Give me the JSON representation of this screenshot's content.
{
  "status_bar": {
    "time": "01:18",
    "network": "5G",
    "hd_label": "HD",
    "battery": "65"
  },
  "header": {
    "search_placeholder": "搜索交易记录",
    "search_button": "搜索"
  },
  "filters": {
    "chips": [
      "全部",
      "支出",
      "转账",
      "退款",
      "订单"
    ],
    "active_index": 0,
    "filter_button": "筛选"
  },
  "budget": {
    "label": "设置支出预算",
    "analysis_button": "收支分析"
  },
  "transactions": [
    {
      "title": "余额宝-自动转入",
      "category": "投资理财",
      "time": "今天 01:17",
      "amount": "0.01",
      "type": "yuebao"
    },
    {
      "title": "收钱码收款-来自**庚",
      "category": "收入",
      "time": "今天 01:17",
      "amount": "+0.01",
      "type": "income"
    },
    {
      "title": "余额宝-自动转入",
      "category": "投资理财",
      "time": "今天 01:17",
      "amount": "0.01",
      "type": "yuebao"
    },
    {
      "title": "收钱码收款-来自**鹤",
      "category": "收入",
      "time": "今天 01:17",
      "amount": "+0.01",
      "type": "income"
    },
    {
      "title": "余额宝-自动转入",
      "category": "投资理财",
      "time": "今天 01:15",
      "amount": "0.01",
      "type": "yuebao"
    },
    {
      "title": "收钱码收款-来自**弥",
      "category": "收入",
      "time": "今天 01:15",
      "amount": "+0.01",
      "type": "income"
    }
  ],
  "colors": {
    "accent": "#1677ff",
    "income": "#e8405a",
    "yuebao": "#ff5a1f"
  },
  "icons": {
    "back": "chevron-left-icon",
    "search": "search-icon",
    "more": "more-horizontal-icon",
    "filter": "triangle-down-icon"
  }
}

= = = = =

# [AIM OF THE EXERCISE]
Return each line of the data exactly as written above.

# [SOLVED PROBLEM]
Give me the JSON representation of this screenshot's content.
{
  "status_bar": {
    "time": "01:18",
    "network": "5G",
    "hd_label": "HD",
    "battery": "65"
  },
  "header": {
    "search_placeholder": "搜索交易记录",
    "search_button": "搜索"
  },
  "filters": {
    "chips": [
      "全部",
      "支出",
      "转账",
      "退款",
      "订单"
    ],
    "active_index": 0,
    "filter_button": "筛选"
  },
  "budget": {
    "label": "设置支出预算",
    "analysis_button": "收支分析"
  },
  "transactions": [
    {
      "title": "余额宝-自动转入",
      "category": "投资理财",
      "time": "今天 01:17",
      "amount": "0.01",
      "type": "yuebao"
    },
    {
      "title": "收钱码收款-来自**庚",
      "category": "收入",
      "time": "今天 01:17",
      "amount": "+0.01",
      "type": "income"
    },
    {
      "title": "余额宝-自动转入",
      "category": "投资理财",
      "time": "今天 01:17",
      "amount": "0.01",
      "type": "yuebao"
    },
    {
      "title": "收钱码收款-来自**鹤",
      "category": "收入",
      "time": "今天 01:17",
      "amount": "+0.01",
      "type": "income"
    },
    {
      "title": "余额宝-自动转入",
      "category": "投资理财",
      "time": "今天 01:15",
      "amount": "0.01",
      "type": "yuebao"
    },
    {
      "title": "收钱码收款-来自**弥",
      "category": "收入",
      "time": "今天 01:15",
      "amount": "+0.01",
      "type": "income"
    }
  ],
  "colors": {
    "accent": "#1677ff",
    "income": "#e8405a",
    "yuebao": "#ff5a1f"
  },
  "icons": {
    "back": "chevron-left-icon",
    "search": "search-icon",
    "more": "more-horizontal-icon",
    "filter": "triangle-down-icon"
  }
}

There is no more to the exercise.